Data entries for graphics
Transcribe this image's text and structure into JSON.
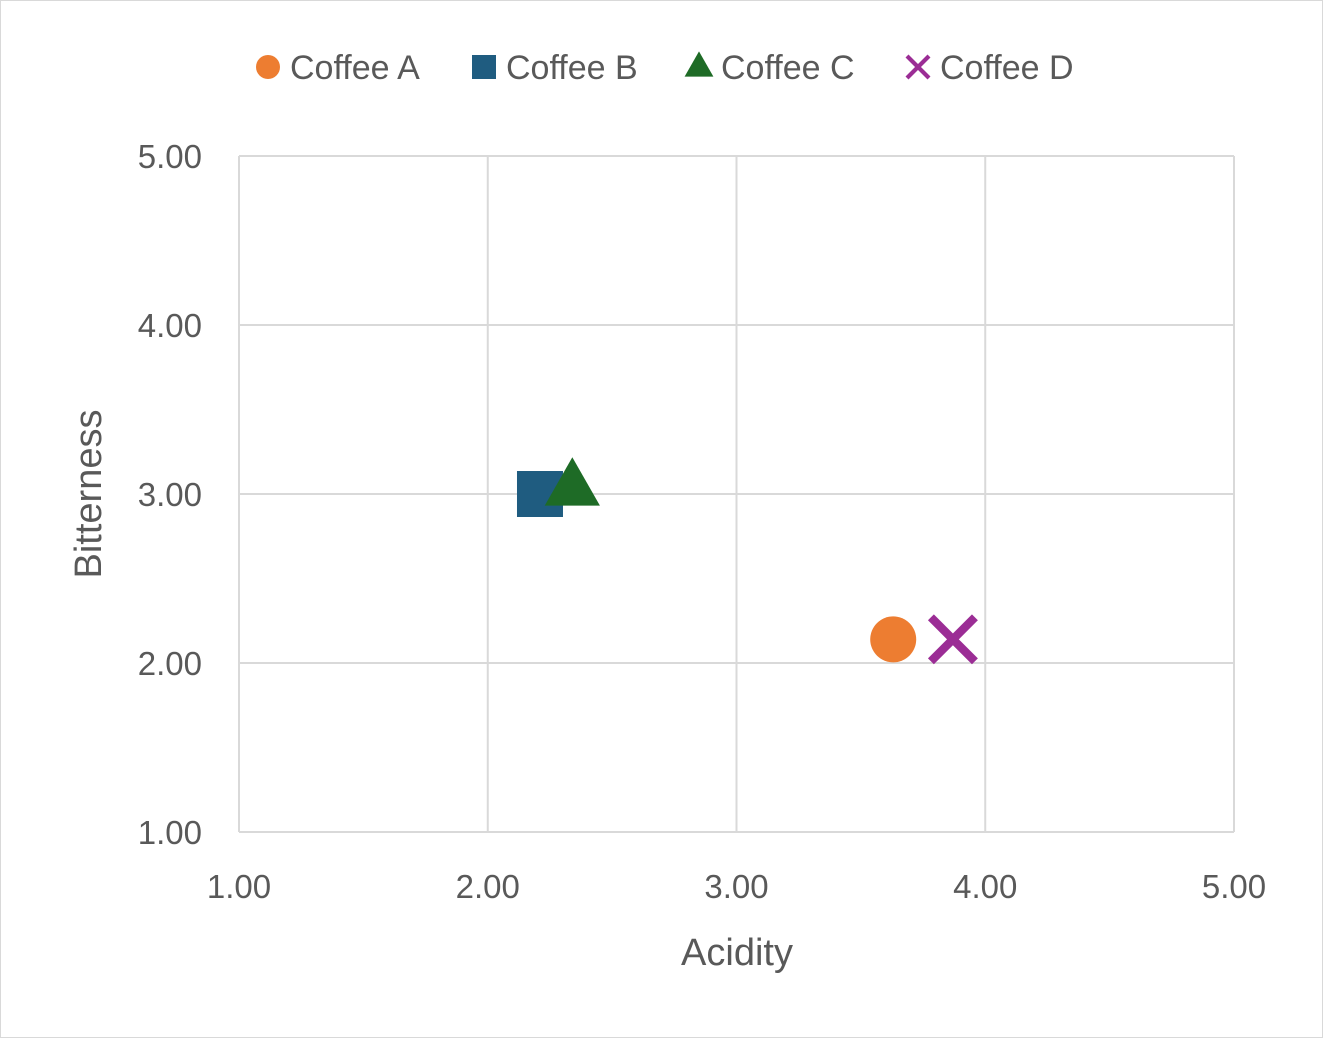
{
  "chart_data": {
    "type": "scatter",
    "title": "",
    "xlabel": "Acidity",
    "ylabel": "Bitterness",
    "xlim": [
      1.0,
      5.0
    ],
    "ylim": [
      1.0,
      5.0
    ],
    "xticks": [
      "1.00",
      "2.00",
      "3.00",
      "4.00",
      "5.00"
    ],
    "yticks": [
      "1.00",
      "2.00",
      "3.00",
      "4.00",
      "5.00"
    ],
    "grid": true,
    "legend_position": "top",
    "series": [
      {
        "name": "Coffee A",
        "marker": "circle",
        "color": "#ED7D31",
        "x": 3.63,
        "y": 2.14
      },
      {
        "name": "Coffee B",
        "marker": "square",
        "color": "#1F5C80",
        "x": 2.21,
        "y": 3.0
      },
      {
        "name": "Coffee C",
        "marker": "triangle",
        "color": "#1E6B26",
        "x": 2.34,
        "y": 3.04
      },
      {
        "name": "Coffee D",
        "marker": "x",
        "color": "#9B2D95",
        "x": 3.87,
        "y": 2.14
      }
    ]
  }
}
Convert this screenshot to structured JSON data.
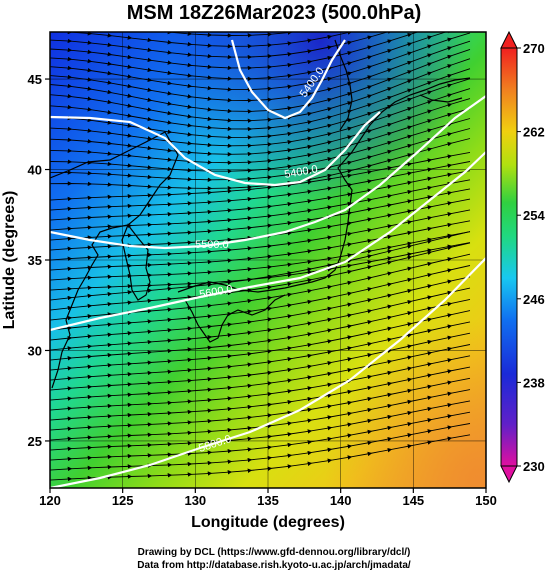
{
  "title": "MSM 18Z26Mar2023 (500.0hPa)",
  "map": {
    "x_axis_label": "Longitude (degrees)",
    "y_axis_label": "Latitude  (degrees)",
    "x_ticks": [
      "120",
      "125",
      "130",
      "135",
      "140",
      "145",
      "150"
    ],
    "y_ticks": [
      "45",
      "40",
      "35",
      "30",
      "25"
    ],
    "lon_range": [
      120,
      150
    ],
    "lat_range": [
      22.4,
      47.6
    ]
  },
  "colorbar": {
    "labels": [
      "270",
      "262",
      "254",
      "246",
      "238",
      "230"
    ],
    "range": [
      230,
      270
    ],
    "colors": [
      "#e8109a",
      "#7020c0",
      "#1a2ad8",
      "#1060f0",
      "#18b0f0",
      "#20e0c0",
      "#20d060",
      "#60d020",
      "#c0e010",
      "#f0d010",
      "#f0a020",
      "#f06020",
      "#f02020"
    ]
  },
  "contours": {
    "labels": [
      "5400.0",
      "5400.0",
      "5500.0",
      "5600.0",
      "5800.0"
    ]
  },
  "credits": {
    "line1": "Drawing by DCL (https://www.gfd-dennou.org/library/dcl/)",
    "line2": "Data from http://database.rish.kyoto-u.ac.jp/arch/jmadata/"
  }
}
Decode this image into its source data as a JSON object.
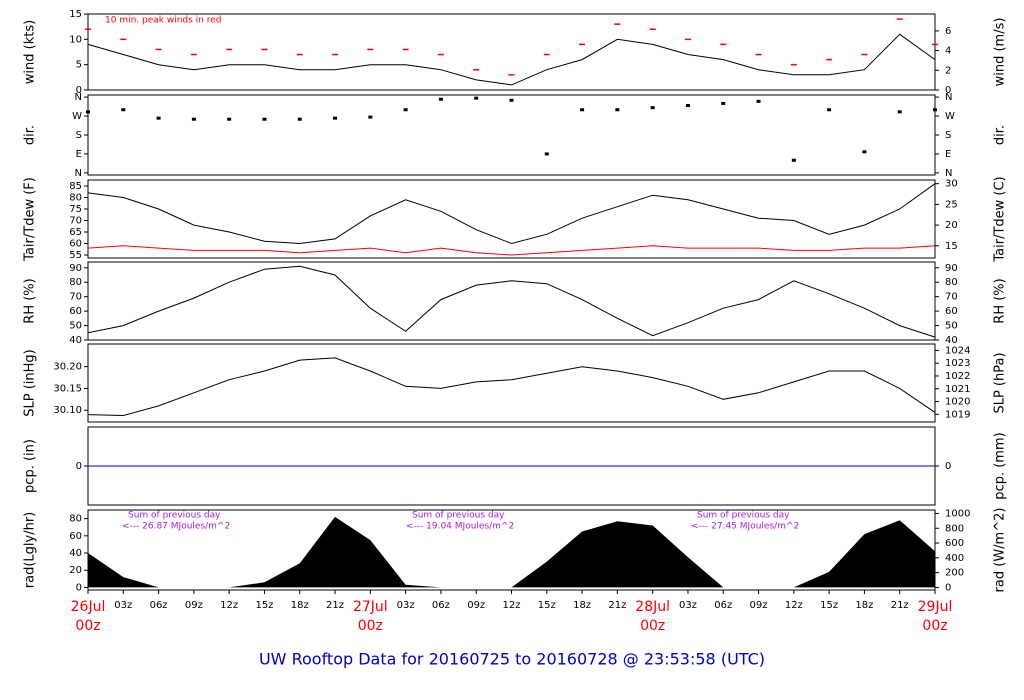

(DIRECTIONS FOR THIS TASK):
Looking at the records above, tally the lines holding "JSON" and reply with that number only.

(FINISHED EXERCISE):
3